--- DATA SUPPLIED ---

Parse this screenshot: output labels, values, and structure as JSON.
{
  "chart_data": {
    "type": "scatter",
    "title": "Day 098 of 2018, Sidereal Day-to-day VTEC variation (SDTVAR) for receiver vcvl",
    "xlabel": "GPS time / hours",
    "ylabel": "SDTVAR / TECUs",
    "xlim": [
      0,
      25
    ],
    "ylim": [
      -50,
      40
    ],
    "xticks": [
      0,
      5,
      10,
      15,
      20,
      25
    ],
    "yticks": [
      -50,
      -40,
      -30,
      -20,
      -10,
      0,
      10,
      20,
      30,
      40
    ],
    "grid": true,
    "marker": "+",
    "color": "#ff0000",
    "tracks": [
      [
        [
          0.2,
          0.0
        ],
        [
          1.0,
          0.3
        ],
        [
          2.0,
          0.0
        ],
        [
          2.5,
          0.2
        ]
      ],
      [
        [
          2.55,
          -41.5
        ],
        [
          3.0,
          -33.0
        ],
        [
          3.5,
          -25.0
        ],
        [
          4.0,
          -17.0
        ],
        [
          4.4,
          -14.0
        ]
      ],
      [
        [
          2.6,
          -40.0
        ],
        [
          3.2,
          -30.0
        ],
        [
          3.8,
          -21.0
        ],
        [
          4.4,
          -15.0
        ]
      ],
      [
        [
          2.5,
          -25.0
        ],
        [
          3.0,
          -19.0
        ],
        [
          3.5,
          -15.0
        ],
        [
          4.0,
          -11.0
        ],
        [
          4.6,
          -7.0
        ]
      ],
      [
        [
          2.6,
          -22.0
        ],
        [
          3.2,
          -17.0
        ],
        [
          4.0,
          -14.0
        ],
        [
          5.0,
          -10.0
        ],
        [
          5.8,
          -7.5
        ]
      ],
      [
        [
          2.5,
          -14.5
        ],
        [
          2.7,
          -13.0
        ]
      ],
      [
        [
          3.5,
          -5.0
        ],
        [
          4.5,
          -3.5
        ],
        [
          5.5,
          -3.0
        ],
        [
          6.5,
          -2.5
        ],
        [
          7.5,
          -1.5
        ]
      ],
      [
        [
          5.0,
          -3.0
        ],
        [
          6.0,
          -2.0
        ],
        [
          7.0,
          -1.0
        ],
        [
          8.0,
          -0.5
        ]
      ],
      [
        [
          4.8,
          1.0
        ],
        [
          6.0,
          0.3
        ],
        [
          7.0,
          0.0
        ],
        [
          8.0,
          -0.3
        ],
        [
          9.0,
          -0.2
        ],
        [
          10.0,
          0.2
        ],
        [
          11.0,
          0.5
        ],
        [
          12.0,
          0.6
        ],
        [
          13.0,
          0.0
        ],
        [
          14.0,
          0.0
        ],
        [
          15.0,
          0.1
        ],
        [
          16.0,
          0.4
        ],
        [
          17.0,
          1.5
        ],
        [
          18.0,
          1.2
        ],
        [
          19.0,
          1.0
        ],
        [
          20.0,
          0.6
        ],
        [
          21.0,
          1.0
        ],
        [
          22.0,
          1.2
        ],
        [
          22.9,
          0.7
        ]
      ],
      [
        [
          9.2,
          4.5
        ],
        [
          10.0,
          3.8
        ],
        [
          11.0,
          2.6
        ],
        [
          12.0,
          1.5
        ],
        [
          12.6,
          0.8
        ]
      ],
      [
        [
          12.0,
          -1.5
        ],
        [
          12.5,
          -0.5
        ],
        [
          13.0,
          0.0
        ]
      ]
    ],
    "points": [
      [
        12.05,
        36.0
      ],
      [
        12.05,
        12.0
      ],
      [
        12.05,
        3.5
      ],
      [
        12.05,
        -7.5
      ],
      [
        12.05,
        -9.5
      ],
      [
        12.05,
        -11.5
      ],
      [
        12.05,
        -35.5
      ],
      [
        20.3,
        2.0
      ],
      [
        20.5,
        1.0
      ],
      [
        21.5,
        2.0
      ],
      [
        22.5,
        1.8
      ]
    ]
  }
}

---

• _AIM_
Exactly reproduce every line found in the records.

• _TASK ANSWER_
Parse this screenshot: output labels, values, and structure as JSON.
{
  "chart_data": {
    "type": "scatter",
    "title": "Day 098 of 2018, Sidereal Day-to-day VTEC variation (SDTVAR) for receiver vcvl",
    "xlabel": "GPS time / hours",
    "ylabel": "SDTVAR / TECUs",
    "xlim": [
      0,
      25
    ],
    "ylim": [
      -50,
      40
    ],
    "xticks": [
      0,
      5,
      10,
      15,
      20,
      25
    ],
    "yticks": [
      -50,
      -40,
      -30,
      -20,
      -10,
      0,
      10,
      20,
      30,
      40
    ],
    "grid": true,
    "marker": "+",
    "color": "#ff0000",
    "tracks": [
      [
        [
          0.2,
          0.0
        ],
        [
          1.0,
          0.3
        ],
        [
          2.0,
          0.0
        ],
        [
          2.5,
          0.2
        ]
      ],
      [
        [
          2.55,
          -41.5
        ],
        [
          3.0,
          -33.0
        ],
        [
          3.5,
          -25.0
        ],
        [
          4.0,
          -17.0
        ],
        [
          4.4,
          -14.0
        ]
      ],
      [
        [
          2.6,
          -40.0
        ],
        [
          3.2,
          -30.0
        ],
        [
          3.8,
          -21.0
        ],
        [
          4.4,
          -15.0
        ]
      ],
      [
        [
          2.5,
          -25.0
        ],
        [
          3.0,
          -19.0
        ],
        [
          3.5,
          -15.0
        ],
        [
          4.0,
          -11.0
        ],
        [
          4.6,
          -7.0
        ]
      ],
      [
        [
          2.6,
          -22.0
        ],
        [
          3.2,
          -17.0
        ],
        [
          4.0,
          -14.0
        ],
        [
          5.0,
          -10.0
        ],
        [
          5.8,
          -7.5
        ]
      ],
      [
        [
          2.5,
          -14.5
        ],
        [
          2.7,
          -13.0
        ]
      ],
      [
        [
          3.5,
          -5.0
        ],
        [
          4.5,
          -3.5
        ],
        [
          5.5,
          -3.0
        ],
        [
          6.5,
          -2.5
        ],
        [
          7.5,
          -1.5
        ]
      ],
      [
        [
          5.0,
          -3.0
        ],
        [
          6.0,
          -2.0
        ],
        [
          7.0,
          -1.0
        ],
        [
          8.0,
          -0.5
        ]
      ],
      [
        [
          4.8,
          1.0
        ],
        [
          6.0,
          0.3
        ],
        [
          7.0,
          0.0
        ],
        [
          8.0,
          -0.3
        ],
        [
          9.0,
          -0.2
        ],
        [
          10.0,
          0.2
        ],
        [
          11.0,
          0.5
        ],
        [
          12.0,
          0.6
        ],
        [
          13.0,
          0.0
        ],
        [
          14.0,
          0.0
        ],
        [
          15.0,
          0.1
        ],
        [
          16.0,
          0.4
        ],
        [
          17.0,
          1.5
        ],
        [
          18.0,
          1.2
        ],
        [
          19.0,
          1.0
        ],
        [
          20.0,
          0.6
        ],
        [
          21.0,
          1.0
        ],
        [
          22.0,
          1.2
        ],
        [
          22.9,
          0.7
        ]
      ],
      [
        [
          9.2,
          4.5
        ],
        [
          10.0,
          3.8
        ],
        [
          11.0,
          2.6
        ],
        [
          12.0,
          1.5
        ],
        [
          12.6,
          0.8
        ]
      ],
      [
        [
          12.0,
          -1.5
        ],
        [
          12.5,
          -0.5
        ],
        [
          13.0,
          0.0
        ]
      ]
    ],
    "points": [
      [
        12.05,
        36.0
      ],
      [
        12.05,
        12.0
      ],
      [
        12.05,
        3.5
      ],
      [
        12.05,
        -7.5
      ],
      [
        12.05,
        -9.5
      ],
      [
        12.05,
        -11.5
      ],
      [
        12.05,
        -35.5
      ],
      [
        20.3,
        2.0
      ],
      [
        20.5,
        1.0
      ],
      [
        21.5,
        2.0
      ],
      [
        22.5,
        1.8
      ]
    ]
  }
}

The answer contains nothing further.